## [TASK BRIEF]
Will you extract the entries word for word? Images should not appear in the copy.

[Start]

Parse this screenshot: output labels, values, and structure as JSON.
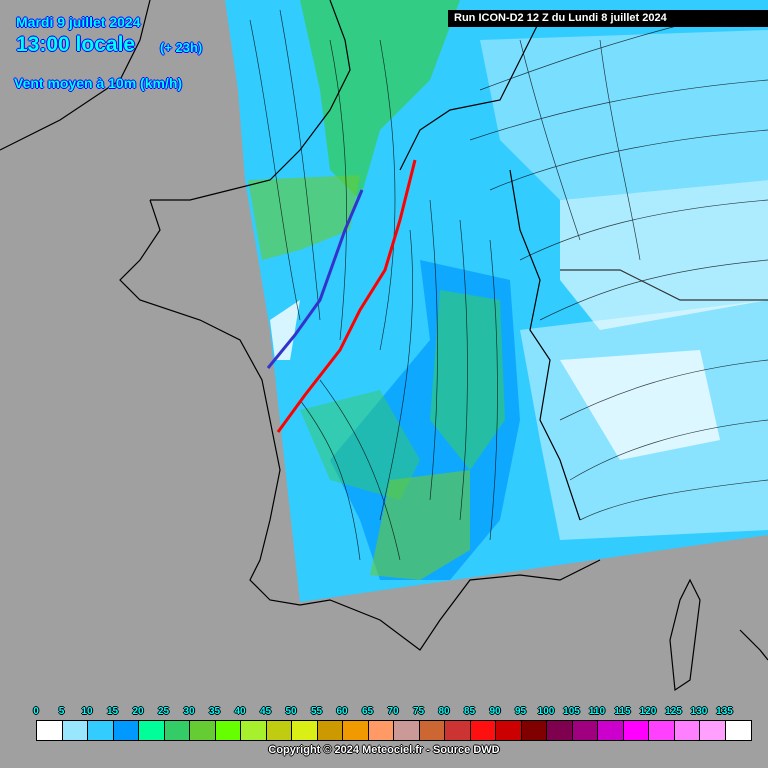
{
  "header": {
    "date": "Mardi 9 juillet 2024",
    "time": "13:00 locale",
    "lead": "(+ 23h)",
    "parameter": "Vent moyen à 10m (km/h)",
    "run": "Run ICON-D2 12 Z du Lundi 8 juillet 2024"
  },
  "legend": {
    "ticks": [
      "0",
      "5",
      "10",
      "15",
      "20",
      "25",
      "30",
      "35",
      "40",
      "45",
      "50",
      "55",
      "60",
      "65",
      "70",
      "75",
      "80",
      "85",
      "90",
      "95",
      "100",
      "105",
      "110",
      "115",
      "120",
      "125",
      "130",
      "135"
    ],
    "colors": [
      "#ffffff",
      "#99e6ff",
      "#33ccff",
      "#0099ff",
      "#00ff99",
      "#33cc66",
      "#66cc33",
      "#66ff00",
      "#a6f02e",
      "#bfcc0f",
      "#d9ef16",
      "#cc9900",
      "#f09a00",
      "#ff9966",
      "#cc9999",
      "#cc6633",
      "#cc3333",
      "#ff1010",
      "#cc0000",
      "#800000",
      "#800050",
      "#a00080",
      "#cc00cc",
      "#ff00ff",
      "#ff40ff",
      "#ff80ff",
      "#ffa0ff",
      "#ffffff"
    ]
  },
  "footer": {
    "copyright": "Copyright © 2024 Meteociel.fr - Source DWD"
  },
  "map": {
    "background_color": "#a0a0a0",
    "front_colors": {
      "warm": "#ff0000",
      "cold": "#3333cc"
    }
  }
}
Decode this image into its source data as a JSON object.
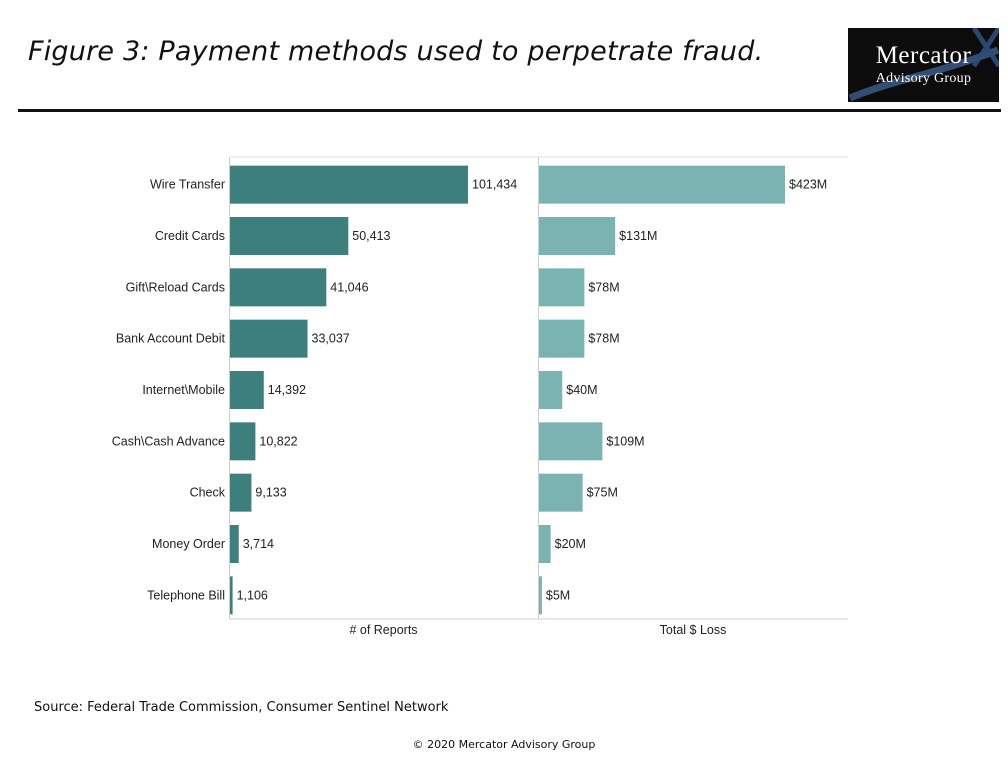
{
  "header": {
    "title": "Figure 3: Payment methods used to perpetrate fraud."
  },
  "logo": {
    "line1": "Mercator",
    "line2": "Advisory Group"
  },
  "chart_data": {
    "type": "bar",
    "orientation": "horizontal",
    "categories": [
      "Wire Transfer",
      "Credit Cards",
      "Gift\\Reload Cards",
      "Bank Account Debit",
      "Internet\\Mobile",
      "Cash\\Cash Advance",
      "Check",
      "Money Order",
      "Telephone Bill"
    ],
    "panels": [
      {
        "name": "# of Reports",
        "xlabel": "# of Reports",
        "values": [
          101434,
          50413,
          41046,
          33037,
          14392,
          10822,
          9133,
          3714,
          1106
        ],
        "labels": [
          "101,434",
          "50,413",
          "41,046",
          "33,037",
          "14,392",
          "10,822",
          "9,133",
          "3,714",
          "1,106"
        ],
        "xlim": [
          0,
          101434
        ],
        "color": "#3d7f7c"
      },
      {
        "name": "Total $ Loss",
        "xlabel": "Total $ Loss",
        "values": [
          423,
          131,
          78,
          78,
          40,
          109,
          75,
          20,
          5
        ],
        "labels": [
          "$423M",
          "$131M",
          "$78M",
          "$78M",
          "$40M",
          "$109M",
          "$75M",
          "$20M",
          "$5M"
        ],
        "xlim": [
          0,
          423
        ],
        "unit": "$M",
        "color": "#7ab3b1"
      }
    ],
    "grid": false,
    "legend": "none"
  },
  "footer": {
    "source": "Source: Federal Trade Commission, Consumer Sentinel Network",
    "copyright": "© 2020 Mercator Advisory Group"
  }
}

[End]

## [EXPECTED ANSWER]
Parse this screenshot: output labels, values, and structure as JSON.
{
  "header": {
    "date": "Mardi 9 juillet 2024",
    "time": "13:00 locale",
    "lead": "(+ 23h)",
    "parameter": "Vent moyen à 10m (km/h)",
    "run": "Run ICON-D2 12 Z du Lundi 8 juillet 2024"
  },
  "legend": {
    "ticks": [
      "0",
      "5",
      "10",
      "15",
      "20",
      "25",
      "30",
      "35",
      "40",
      "45",
      "50",
      "55",
      "60",
      "65",
      "70",
      "75",
      "80",
      "85",
      "90",
      "95",
      "100",
      "105",
      "110",
      "115",
      "120",
      "125",
      "130",
      "135"
    ],
    "colors": [
      "#ffffff",
      "#99e6ff",
      "#33ccff",
      "#0099ff",
      "#00ff99",
      "#33cc66",
      "#66cc33",
      "#66ff00",
      "#a6f02e",
      "#bfcc0f",
      "#d9ef16",
      "#cc9900",
      "#f09a00",
      "#ff9966",
      "#cc9999",
      "#cc6633",
      "#cc3333",
      "#ff1010",
      "#cc0000",
      "#800000",
      "#800050",
      "#a00080",
      "#cc00cc",
      "#ff00ff",
      "#ff40ff",
      "#ff80ff",
      "#ffa0ff",
      "#ffffff"
    ]
  },
  "footer": {
    "copyright": "Copyright © 2024 Meteociel.fr - Source DWD"
  },
  "map": {
    "background_color": "#a0a0a0",
    "front_colors": {
      "warm": "#ff0000",
      "cold": "#3333cc"
    }
  }
}
Decode this image into its source data as a JSON object.
{
  "header": {
    "title": "Figure 3: Payment methods used to perpetrate fraud."
  },
  "logo": {
    "line1": "Mercator",
    "line2": "Advisory Group"
  },
  "chart_data": {
    "type": "bar",
    "orientation": "horizontal",
    "categories": [
      "Wire Transfer",
      "Credit Cards",
      "Gift\\Reload Cards",
      "Bank Account Debit",
      "Internet\\Mobile",
      "Cash\\Cash Advance",
      "Check",
      "Money Order",
      "Telephone Bill"
    ],
    "panels": [
      {
        "name": "# of Reports",
        "xlabel": "# of Reports",
        "values": [
          101434,
          50413,
          41046,
          33037,
          14392,
          10822,
          9133,
          3714,
          1106
        ],
        "labels": [
          "101,434",
          "50,413",
          "41,046",
          "33,037",
          "14,392",
          "10,822",
          "9,133",
          "3,714",
          "1,106"
        ],
        "xlim": [
          0,
          101434
        ],
        "color": "#3d7f7c"
      },
      {
        "name": "Total $ Loss",
        "xlabel": "Total $ Loss",
        "values": [
          423,
          131,
          78,
          78,
          40,
          109,
          75,
          20,
          5
        ],
        "labels": [
          "$423M",
          "$131M",
          "$78M",
          "$78M",
          "$40M",
          "$109M",
          "$75M",
          "$20M",
          "$5M"
        ],
        "xlim": [
          0,
          423
        ],
        "unit": "$M",
        "color": "#7ab3b1"
      }
    ],
    "grid": false,
    "legend": "none"
  },
  "footer": {
    "source": "Source: Federal Trade Commission, Consumer Sentinel Network",
    "copyright": "© 2020 Mercator Advisory Group"
  }
}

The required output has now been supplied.